*Task to carry out*
Below is a block of records; return all of them exactly, but without the images.

*Stored records*
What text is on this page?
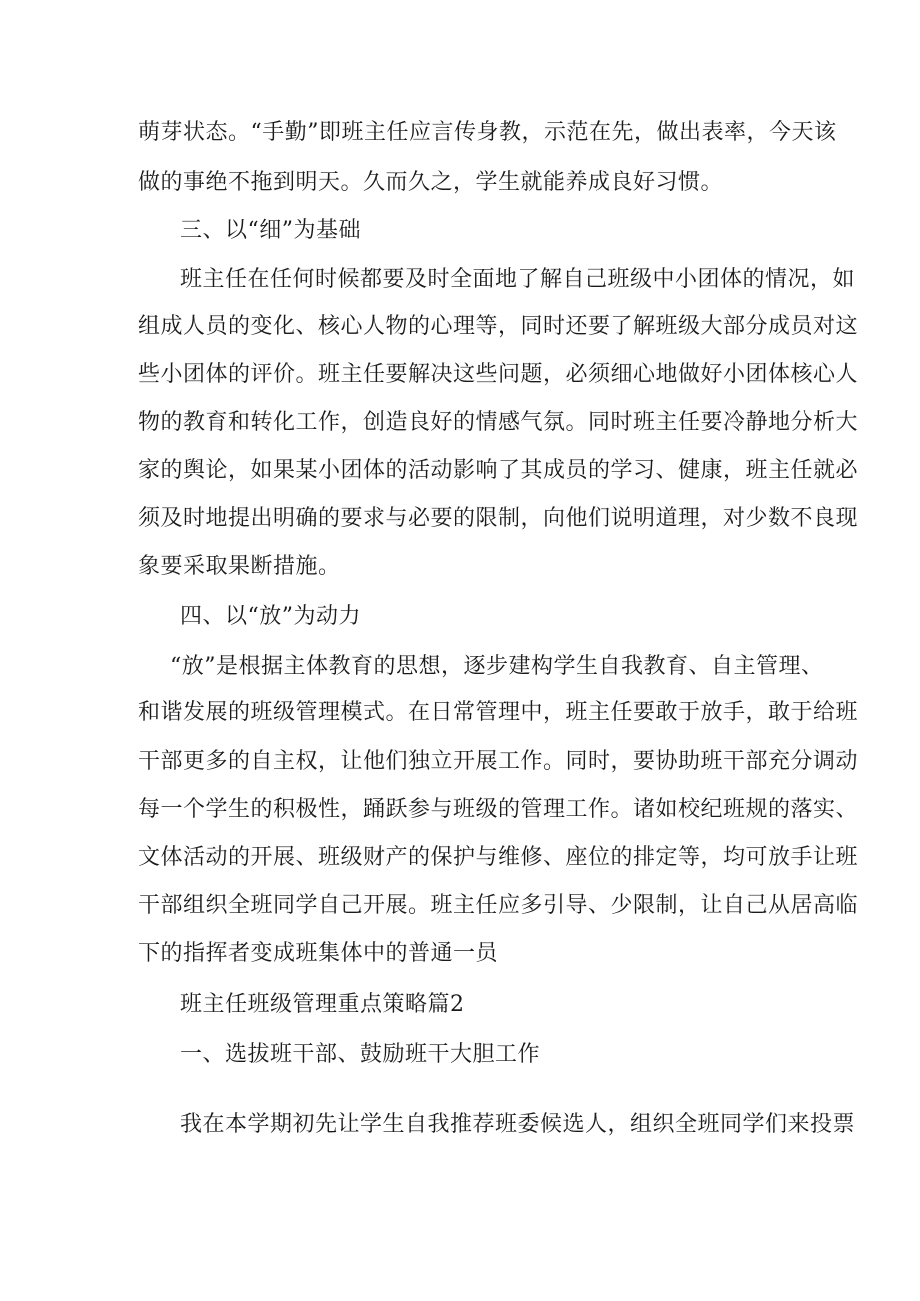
萌芽状态。“手勤”即班主任应言传身教，示范在先，做出表率，今天该
做的事绝不拖到明天。久而久之，学生就能养成良好习惯。
三、以“细”为基础
班主任在任何时候都要及时全面地了解自己班级中小团体的情况，如
组成人员的变化、核心人物的心理等，同时还要了解班级大部分成员对这
些小团体的评价。班主任要解决这些问题，必须细心地做好小团体核心人
物的教育和转化工作，创造良好的情感气氛。同时班主任要冷静地分析大
家的舆论，如果某小团体的活动影响了其成员的学习、健康，班主任就必
须及时地提出明确的要求与必要的限制，向他们说明道理，对少数不良现
象要采取果断措施。
四、以“放”为动力
“放”是根据主体教育的思想，逐步建构学生自我教育、自主管理、
和谐发展的班级管理模式。在日常管理中，班主任要敢于放手，敢于给班
干部更多的自主权，让他们独立开展工作。同时，要协助班干部充分调动
每一个学生的积极性，踊跃参与班级的管理工作。诸如校纪班规的落实、
文体活动的开展、班级财产的保护与维修、座位的排定等，均可放手让班
干部组织全班同学自己开展。班主任应多引导、少限制，让自己从居高临
下的指挥者变成班集体中的普通一员
班主任班级管理重点策略篇2
一、选拔班干部、鼓励班干大胆工作
我在本学期初先让学生自我推荐班委候选人，组织全班同学们来投票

*Worked solution*
What text is on this page?
萌芽状态。“手勤”即班主任应言传身教，示范在先，做出表率，今天该
做的事绝不拖到明天。久而久之，学生就能养成良好习惯。
三、以“细”为基础
班主任在任何时候都要及时全面地了解自己班级中小团体的情况，如
组成人员的变化、核心人物的心理等，同时还要了解班级大部分成员对这
些小团体的评价。班主任要解决这些问题，必须细心地做好小团体核心人
物的教育和转化工作，创造良好的情感气氛。同时班主任要冷静地分析大
家的舆论，如果某小团体的活动影响了其成员的学习、健康，班主任就必
须及时地提出明确的要求与必要的限制，向他们说明道理，对少数不良现
象要采取果断措施。
四、以“放”为动力
“放”是根据主体教育的思想，逐步建构学生自我教育、自主管理、
和谐发展的班级管理模式。在日常管理中，班主任要敢于放手，敢于给班
干部更多的自主权，让他们独立开展工作。同时，要协助班干部充分调动
每一个学生的积极性，踊跃参与班级的管理工作。诸如校纪班规的落实、
文体活动的开展、班级财产的保护与维修、座位的排定等，均可放手让班
干部组织全班同学自己开展。班主任应多引导、少限制，让自己从居高临
下的指挥者变成班集体中的普通一员
班主任班级管理重点策略篇2
一、选拔班干部、鼓励班干大胆工作
我在本学期初先让学生自我推荐班委候选人，组织全班同学们来投票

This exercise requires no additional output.